State how many lines include "connecting", giving the number by itself.

DATA IN THIS EXERCISE.
## begin

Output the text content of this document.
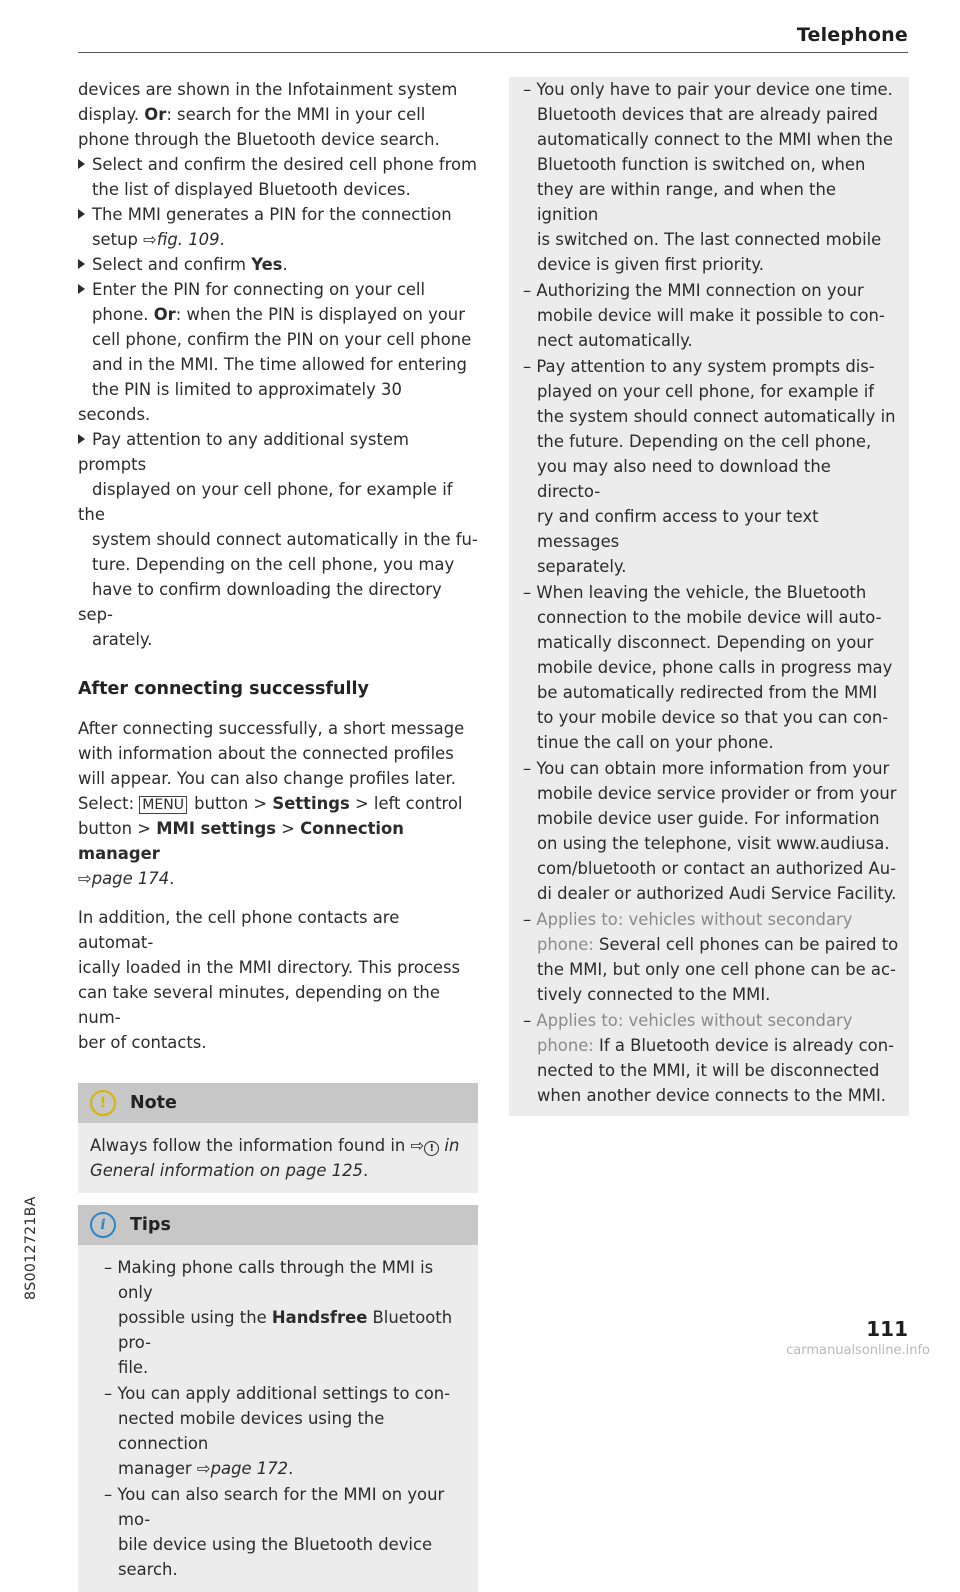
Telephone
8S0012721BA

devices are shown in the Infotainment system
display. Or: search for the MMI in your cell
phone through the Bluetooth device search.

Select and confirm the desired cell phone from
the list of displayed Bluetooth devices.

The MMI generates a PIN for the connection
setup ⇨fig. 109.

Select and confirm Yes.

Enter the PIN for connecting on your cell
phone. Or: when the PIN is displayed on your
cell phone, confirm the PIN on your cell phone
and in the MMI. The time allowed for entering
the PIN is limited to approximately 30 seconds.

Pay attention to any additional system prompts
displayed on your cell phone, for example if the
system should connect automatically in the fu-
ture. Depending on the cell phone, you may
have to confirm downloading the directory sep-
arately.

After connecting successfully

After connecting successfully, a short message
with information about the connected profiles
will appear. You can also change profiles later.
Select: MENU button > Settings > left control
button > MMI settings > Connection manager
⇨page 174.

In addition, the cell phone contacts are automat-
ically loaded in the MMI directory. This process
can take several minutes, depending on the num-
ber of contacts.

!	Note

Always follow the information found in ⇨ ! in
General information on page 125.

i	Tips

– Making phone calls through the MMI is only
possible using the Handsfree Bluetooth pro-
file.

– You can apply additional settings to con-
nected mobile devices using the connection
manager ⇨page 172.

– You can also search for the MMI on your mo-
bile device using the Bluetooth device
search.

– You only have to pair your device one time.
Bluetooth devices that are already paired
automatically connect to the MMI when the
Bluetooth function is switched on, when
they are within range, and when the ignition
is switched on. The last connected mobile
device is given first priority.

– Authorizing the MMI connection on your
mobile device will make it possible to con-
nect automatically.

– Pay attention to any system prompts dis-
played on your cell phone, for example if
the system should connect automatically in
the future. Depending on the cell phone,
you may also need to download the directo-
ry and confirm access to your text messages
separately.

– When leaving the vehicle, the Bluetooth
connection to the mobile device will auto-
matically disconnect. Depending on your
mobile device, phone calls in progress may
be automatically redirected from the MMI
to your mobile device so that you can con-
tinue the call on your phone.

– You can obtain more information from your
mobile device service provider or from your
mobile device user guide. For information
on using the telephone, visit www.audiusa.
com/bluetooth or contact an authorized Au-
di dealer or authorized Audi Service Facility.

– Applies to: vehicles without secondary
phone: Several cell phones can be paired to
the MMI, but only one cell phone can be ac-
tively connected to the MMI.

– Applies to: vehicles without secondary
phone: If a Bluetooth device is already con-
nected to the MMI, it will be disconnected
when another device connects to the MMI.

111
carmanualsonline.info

## end
## begin

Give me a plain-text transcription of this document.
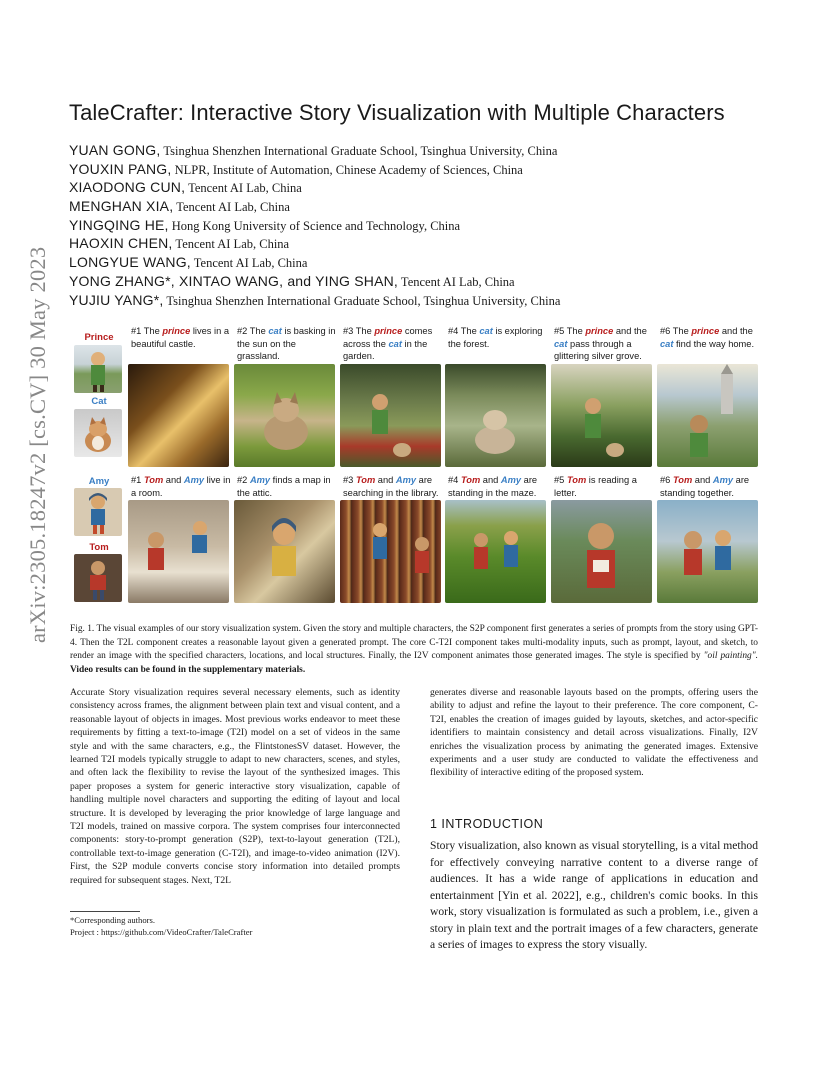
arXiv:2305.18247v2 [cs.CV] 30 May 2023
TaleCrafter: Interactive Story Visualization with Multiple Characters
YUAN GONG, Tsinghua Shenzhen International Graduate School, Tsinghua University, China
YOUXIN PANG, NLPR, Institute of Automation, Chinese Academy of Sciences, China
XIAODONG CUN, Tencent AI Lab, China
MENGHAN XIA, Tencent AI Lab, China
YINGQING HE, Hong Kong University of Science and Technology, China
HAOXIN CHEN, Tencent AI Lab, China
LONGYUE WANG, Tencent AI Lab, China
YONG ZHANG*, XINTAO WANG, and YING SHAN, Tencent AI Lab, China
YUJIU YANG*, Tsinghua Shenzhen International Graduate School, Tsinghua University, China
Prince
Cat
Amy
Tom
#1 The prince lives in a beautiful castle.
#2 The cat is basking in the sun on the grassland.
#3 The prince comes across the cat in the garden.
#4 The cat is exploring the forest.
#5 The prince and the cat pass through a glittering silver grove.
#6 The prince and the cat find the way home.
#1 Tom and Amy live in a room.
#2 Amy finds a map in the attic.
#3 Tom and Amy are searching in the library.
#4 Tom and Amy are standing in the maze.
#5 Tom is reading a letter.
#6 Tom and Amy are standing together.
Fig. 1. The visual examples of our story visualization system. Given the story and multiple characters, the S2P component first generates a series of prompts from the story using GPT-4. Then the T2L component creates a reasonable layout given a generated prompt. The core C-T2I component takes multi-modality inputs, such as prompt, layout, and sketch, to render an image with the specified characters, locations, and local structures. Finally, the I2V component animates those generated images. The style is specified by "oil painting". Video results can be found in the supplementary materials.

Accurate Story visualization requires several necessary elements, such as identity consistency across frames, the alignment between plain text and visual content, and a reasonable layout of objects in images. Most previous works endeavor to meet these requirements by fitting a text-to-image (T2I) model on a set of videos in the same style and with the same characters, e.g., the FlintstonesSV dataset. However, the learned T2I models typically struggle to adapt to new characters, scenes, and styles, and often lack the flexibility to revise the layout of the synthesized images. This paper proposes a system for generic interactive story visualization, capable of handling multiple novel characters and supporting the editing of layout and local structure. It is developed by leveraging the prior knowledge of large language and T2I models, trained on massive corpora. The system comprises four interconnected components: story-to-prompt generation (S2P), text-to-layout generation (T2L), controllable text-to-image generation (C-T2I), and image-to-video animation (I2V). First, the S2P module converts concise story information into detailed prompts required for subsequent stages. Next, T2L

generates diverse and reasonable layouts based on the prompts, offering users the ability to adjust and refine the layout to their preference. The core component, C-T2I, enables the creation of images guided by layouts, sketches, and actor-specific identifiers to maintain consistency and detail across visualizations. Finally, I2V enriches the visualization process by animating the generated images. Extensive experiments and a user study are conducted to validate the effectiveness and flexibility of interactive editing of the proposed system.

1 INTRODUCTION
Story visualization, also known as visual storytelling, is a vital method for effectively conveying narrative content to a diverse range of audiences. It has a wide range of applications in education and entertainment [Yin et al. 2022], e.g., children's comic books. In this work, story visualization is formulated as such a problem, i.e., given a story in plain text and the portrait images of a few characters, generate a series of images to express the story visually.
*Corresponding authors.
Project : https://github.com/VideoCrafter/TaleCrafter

## end
## begin

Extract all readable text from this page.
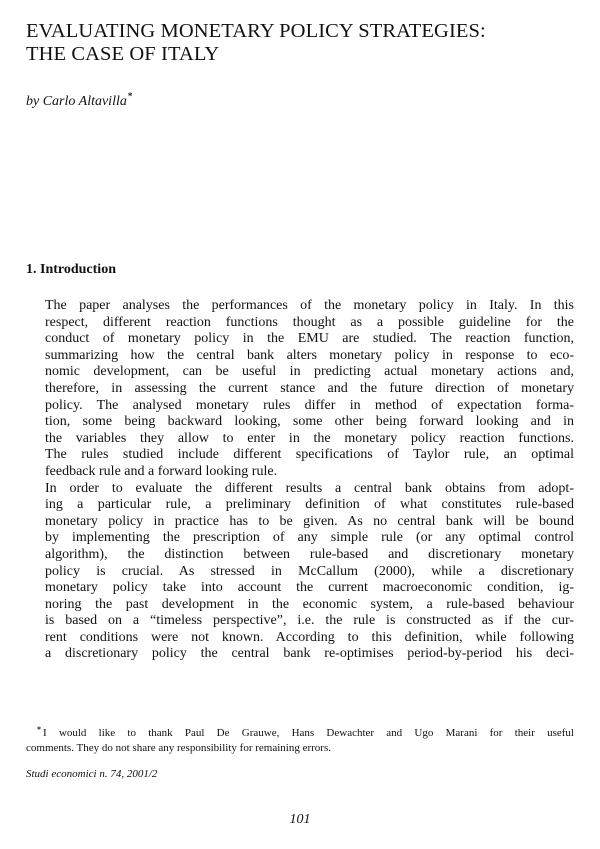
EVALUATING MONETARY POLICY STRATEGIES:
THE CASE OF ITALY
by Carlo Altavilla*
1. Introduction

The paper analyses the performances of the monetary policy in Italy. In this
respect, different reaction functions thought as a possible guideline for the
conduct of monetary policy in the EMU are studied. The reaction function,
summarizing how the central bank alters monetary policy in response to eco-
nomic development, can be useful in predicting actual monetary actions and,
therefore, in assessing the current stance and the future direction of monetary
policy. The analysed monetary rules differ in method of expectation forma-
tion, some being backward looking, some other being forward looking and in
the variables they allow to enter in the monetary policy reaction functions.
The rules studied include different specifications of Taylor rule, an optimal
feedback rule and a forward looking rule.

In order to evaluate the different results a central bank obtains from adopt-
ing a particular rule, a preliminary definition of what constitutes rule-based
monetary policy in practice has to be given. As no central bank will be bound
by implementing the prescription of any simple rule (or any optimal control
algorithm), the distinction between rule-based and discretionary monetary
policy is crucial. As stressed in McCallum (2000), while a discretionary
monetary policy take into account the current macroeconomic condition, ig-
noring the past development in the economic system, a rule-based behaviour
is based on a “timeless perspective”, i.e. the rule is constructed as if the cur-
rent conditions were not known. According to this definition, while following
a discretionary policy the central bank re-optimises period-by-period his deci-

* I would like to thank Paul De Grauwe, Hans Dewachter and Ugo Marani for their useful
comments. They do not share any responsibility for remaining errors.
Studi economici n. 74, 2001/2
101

## end

ANSWER TO THIS EXERCISE.
3